Dataset records:
══════════

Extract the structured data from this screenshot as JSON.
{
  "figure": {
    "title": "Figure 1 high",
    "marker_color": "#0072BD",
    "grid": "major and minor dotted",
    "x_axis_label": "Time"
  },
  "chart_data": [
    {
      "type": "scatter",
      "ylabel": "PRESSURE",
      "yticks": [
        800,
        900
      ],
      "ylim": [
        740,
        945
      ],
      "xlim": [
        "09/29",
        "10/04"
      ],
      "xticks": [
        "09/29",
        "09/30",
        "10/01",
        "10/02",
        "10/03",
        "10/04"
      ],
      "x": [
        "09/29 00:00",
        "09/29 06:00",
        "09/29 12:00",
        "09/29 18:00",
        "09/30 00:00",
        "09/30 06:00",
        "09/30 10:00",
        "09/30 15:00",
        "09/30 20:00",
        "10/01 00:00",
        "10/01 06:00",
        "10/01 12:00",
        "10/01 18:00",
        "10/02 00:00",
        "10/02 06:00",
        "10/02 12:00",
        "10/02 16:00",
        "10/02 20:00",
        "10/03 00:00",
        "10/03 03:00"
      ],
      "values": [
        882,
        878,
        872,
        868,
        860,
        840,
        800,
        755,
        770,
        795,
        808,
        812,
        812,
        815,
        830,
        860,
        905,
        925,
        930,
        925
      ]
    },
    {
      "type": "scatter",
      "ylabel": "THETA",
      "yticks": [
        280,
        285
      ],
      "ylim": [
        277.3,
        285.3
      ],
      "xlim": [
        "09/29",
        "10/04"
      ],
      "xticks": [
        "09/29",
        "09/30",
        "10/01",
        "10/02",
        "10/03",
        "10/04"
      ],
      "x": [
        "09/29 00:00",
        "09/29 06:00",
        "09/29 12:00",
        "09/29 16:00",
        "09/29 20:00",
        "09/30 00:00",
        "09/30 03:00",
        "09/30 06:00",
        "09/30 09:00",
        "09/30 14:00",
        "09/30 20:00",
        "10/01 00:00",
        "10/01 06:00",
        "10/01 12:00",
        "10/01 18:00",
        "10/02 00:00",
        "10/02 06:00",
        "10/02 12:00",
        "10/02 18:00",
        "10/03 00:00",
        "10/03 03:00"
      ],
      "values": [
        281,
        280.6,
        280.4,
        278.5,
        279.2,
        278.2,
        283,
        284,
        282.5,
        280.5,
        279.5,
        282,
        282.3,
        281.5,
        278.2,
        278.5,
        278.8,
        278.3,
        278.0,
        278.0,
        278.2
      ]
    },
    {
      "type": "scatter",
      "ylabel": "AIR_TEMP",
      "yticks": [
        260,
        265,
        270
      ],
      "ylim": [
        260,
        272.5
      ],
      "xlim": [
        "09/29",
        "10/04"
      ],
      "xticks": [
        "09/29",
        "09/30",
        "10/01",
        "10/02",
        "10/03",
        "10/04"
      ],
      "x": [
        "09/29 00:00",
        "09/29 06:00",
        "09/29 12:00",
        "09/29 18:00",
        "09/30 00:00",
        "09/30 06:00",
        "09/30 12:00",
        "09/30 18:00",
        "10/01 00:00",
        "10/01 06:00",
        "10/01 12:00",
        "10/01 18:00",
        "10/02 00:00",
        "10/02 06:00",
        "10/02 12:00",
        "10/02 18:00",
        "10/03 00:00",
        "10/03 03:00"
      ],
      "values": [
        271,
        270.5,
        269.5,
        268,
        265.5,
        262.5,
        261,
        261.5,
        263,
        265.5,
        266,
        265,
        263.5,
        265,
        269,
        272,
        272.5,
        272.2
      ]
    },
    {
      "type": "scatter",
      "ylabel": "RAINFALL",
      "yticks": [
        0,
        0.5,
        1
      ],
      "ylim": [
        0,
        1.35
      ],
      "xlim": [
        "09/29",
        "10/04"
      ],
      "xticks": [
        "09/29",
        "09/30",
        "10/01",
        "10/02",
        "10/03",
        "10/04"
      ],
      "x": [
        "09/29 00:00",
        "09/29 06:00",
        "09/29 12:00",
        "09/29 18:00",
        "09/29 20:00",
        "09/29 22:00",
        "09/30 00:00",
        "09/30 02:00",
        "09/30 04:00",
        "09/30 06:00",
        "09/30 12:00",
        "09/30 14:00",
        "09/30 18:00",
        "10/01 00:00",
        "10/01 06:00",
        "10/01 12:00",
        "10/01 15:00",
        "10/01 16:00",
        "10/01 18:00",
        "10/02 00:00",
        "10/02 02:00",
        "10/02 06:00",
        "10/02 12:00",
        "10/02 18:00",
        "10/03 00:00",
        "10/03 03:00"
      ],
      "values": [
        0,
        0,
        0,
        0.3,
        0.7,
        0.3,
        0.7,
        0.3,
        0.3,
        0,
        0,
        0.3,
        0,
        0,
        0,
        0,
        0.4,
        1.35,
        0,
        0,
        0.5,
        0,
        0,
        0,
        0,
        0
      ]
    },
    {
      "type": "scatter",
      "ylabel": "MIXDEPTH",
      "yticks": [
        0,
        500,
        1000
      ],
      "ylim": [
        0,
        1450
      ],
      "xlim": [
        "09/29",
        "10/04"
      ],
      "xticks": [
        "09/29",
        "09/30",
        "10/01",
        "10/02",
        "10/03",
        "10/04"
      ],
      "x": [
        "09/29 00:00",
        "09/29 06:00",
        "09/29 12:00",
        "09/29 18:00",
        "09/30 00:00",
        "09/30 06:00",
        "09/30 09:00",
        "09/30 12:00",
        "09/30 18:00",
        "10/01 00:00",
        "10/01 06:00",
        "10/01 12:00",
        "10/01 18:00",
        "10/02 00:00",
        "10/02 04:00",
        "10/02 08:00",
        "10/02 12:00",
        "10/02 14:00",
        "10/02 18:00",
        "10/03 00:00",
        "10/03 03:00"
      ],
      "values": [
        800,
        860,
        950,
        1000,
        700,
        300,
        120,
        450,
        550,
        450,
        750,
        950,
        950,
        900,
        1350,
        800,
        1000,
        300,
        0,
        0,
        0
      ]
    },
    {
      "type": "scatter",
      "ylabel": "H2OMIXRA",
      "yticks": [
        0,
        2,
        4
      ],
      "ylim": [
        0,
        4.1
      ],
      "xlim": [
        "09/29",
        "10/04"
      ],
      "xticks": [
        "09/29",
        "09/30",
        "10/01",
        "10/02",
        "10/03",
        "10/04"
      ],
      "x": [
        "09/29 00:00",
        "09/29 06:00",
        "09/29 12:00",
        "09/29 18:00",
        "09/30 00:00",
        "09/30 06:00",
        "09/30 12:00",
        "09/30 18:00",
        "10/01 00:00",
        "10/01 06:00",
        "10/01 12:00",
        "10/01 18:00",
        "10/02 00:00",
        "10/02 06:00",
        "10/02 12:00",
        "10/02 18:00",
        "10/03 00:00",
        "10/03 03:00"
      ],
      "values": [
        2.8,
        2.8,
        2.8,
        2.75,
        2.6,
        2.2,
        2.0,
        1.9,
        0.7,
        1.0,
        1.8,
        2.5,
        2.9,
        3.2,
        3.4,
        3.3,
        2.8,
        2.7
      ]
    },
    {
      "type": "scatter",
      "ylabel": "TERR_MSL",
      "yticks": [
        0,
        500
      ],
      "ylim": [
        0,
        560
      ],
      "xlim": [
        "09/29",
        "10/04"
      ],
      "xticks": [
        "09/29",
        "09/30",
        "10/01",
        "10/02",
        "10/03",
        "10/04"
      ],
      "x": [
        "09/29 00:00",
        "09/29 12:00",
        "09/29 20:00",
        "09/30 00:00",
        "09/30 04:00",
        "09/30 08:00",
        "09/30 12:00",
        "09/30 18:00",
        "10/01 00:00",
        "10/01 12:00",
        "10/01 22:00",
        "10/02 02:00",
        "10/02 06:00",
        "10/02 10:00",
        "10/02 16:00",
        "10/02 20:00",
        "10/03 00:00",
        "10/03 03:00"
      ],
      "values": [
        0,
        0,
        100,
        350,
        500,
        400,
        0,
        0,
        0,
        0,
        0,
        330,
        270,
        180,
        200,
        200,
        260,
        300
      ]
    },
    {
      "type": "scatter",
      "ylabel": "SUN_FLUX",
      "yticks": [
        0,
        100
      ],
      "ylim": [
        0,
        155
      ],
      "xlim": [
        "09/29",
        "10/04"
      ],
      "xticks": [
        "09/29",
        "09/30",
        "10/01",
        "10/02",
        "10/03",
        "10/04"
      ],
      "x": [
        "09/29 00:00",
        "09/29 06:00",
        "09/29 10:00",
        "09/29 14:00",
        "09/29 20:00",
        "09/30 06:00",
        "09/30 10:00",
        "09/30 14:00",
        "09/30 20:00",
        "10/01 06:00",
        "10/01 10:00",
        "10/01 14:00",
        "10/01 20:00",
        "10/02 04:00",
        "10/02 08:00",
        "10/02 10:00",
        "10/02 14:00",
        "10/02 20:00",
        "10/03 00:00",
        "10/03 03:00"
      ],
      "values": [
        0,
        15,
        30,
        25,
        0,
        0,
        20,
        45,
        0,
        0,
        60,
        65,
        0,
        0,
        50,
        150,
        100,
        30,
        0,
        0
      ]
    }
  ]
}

══════════

To do: Identify and extract each line of the listing that contains "ylabel".

Completed exercise:
      "ylabel": "PRESSURE",
      "ylabel": "THETA",
      "ylabel": "AIR_TEMP",
      "ylabel": "RAINFALL",
      "ylabel": "MIXDEPTH",
      "ylabel": "H2OMIXRA",
      "ylabel": "TERR_MSL",
      "ylabel": "SUN_FLUX",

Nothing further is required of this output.